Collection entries
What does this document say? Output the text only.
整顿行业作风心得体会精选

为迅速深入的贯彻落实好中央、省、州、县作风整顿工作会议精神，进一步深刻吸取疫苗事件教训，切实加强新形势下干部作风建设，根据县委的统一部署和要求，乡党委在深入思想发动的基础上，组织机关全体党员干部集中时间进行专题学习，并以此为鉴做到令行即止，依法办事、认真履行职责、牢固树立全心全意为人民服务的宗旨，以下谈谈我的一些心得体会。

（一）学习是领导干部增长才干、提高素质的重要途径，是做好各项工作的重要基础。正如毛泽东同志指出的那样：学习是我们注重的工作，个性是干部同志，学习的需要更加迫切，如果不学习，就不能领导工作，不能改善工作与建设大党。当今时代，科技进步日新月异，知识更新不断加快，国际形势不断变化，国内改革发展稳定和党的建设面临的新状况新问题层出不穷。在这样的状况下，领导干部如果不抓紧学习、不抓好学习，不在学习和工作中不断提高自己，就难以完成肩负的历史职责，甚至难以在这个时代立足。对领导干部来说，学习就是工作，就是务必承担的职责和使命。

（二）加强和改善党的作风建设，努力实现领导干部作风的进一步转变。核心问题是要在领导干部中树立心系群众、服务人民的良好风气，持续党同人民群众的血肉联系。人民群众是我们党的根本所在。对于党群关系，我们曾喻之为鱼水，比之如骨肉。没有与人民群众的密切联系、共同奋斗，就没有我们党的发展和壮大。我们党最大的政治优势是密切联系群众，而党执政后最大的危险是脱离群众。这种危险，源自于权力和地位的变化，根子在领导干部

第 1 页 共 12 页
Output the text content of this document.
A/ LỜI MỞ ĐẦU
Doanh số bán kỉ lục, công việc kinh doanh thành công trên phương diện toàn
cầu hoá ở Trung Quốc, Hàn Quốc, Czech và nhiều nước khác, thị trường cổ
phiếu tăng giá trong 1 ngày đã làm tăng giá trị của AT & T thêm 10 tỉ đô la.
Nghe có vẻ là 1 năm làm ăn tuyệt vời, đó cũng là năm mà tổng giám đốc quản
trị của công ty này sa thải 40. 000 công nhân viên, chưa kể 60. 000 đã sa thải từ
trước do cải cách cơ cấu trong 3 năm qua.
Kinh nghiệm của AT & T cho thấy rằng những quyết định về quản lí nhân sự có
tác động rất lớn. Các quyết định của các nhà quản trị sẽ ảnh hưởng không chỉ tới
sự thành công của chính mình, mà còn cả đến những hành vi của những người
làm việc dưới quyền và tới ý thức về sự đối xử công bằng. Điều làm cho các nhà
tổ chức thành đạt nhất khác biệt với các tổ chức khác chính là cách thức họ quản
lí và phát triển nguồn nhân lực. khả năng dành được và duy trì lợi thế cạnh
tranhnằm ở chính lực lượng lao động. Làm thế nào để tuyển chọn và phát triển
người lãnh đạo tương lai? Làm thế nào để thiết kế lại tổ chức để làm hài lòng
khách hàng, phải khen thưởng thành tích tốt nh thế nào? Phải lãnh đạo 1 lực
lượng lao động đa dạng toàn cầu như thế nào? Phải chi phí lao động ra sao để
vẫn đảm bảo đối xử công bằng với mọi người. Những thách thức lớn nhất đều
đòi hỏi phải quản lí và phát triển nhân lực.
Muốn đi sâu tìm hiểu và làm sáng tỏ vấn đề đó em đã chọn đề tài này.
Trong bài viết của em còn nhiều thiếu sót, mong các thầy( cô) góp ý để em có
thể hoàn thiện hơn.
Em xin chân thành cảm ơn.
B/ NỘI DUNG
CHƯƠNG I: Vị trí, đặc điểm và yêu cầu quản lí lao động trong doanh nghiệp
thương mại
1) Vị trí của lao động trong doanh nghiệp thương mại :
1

GIVEN TASK — From the listing above, collect every line that mentions the word "chính".

EXERCISE ANSWER —
sự thành công của chính mình, mà còn cả đến những hành vi của những người
tổ chức thành đạt nhất khác biệt với các tổ chức khác chính là cách thức họ quản
tranhnằm ở chính lực lượng lao động. Làm thế nào để tuyển chọn và phát triển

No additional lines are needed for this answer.